L’auteur voit, dans les « lignes directrices » du Règlement européen en vigueur depuis juin 2010, l’amorce d’un changement de cap favorable en matière de prix conseillés et de prix imposés. Les franchiseurs auraient selon lui davantage de possibilités légales désormais, sur ce plan, ce qui leur permettrait d’organiser davantage d’actions commerciales concertées, comme peuvent le faire les succursalistes.
Le consommateur voit rouge lorsqu’il constate une différence de prix entre deux magasins d’un même réseau de franchise. Pourtant, notre droit interdit d’imposer aux franchisés un prix de revente des produits ou services, même s’il valide l’interdiction de dépasser un certain prix.
Le chef de réseau est certes autorisé à conseiller les prix, mais la frontière est ténue entre prix conseillés et prix imposés, ce qui est source d’insécurité juridique.
Le Nouveau règlement d’exemption du 20 avril 2010 n’apporte pas de solution à cette problématique, mais ses lignes directrices paraissent opérer une amorce de changement de cap.
D’emblée, celles-ci dénoncent des effets particulièrement nocifs des prix imposés pour la concurrence, et donc pour le consommateur. (§ 223 à 224).
Toutefois, elles consacrent un développement assez long à leurs possibles effets positifs dans certaines circonstances limitativement énumérées.
La Commission cite trois exemples qui pourraient valider le prix imposé :
1/ Lancement d’un nouveau produit.
Dès lors que nous sommes dans une telle phase, le prix imposé peut être utile « pour inciter les distributeurs à mieux tenir compte de l’intérêt du fabricant à promouvoir le produit en question. Les prix imposés peuvent permettre au distributeur d’augmenter les efforts de vente et, si les distributeurs sur ce marché sont soumis à des pressions concurrentielles, les inciter à développer la demande globale pour le produit et à faire de ce lancement un succès, dans l’intérêt des consommateurs également » ;
L’explication donnée par la Commission peut paraître confuse. Un intérêt principal émerge, celui des fabricants. L’intérêt du consommateur est certes visé, mais en second plan. Les franchiseurs sont souvent fabricants. Même quand ils ne le sont pas, il leur arrive fréquemment de participer au lancement d’un nouveau produit. Voilà donc une première porte ouverte.
..........
Consigne:
Pouvez-vous extraire du texte ci-dessus sur les prix imposés en franchise le passage qui va de « L’auteur voit, dans » jusqu'à « faire les succursalistes. » inclus, sans rien y changer ?

Données fournies:
..........
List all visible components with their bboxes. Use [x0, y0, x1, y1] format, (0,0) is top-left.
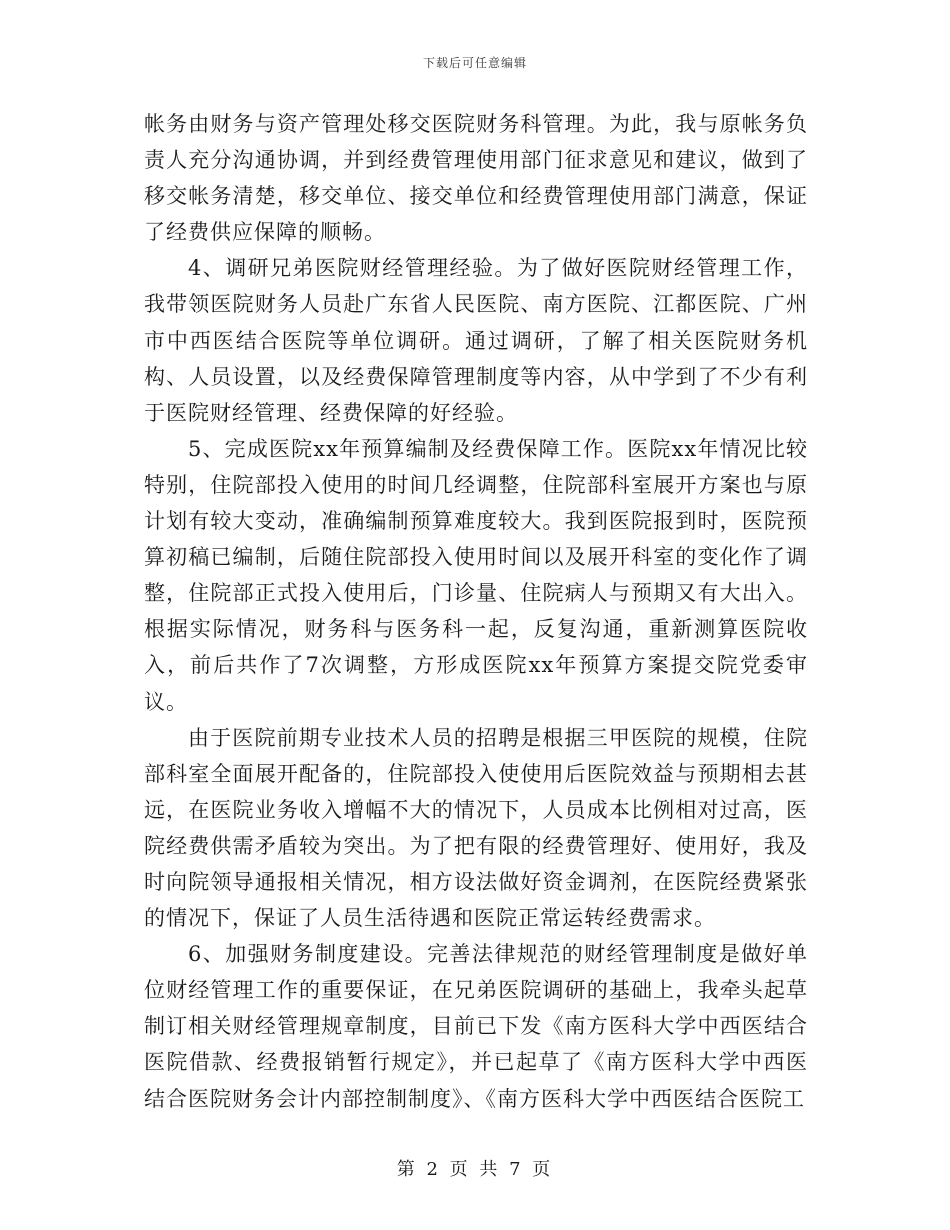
..........
Réponse:
L’auteur voit, dans les « lignes directrices » du Règlement européen en vigueur depuis juin 2010, l’amorce d’un changement de cap favorable en matière de prix conseillés et de prix imposés. Les franchiseurs auraient selon lui davantage de possibilités légales désormais, sur ce plan, ce qui leur permettrait d’organiser davantage d’actions commerciales concertées, comme peuvent le faire les succursalistes.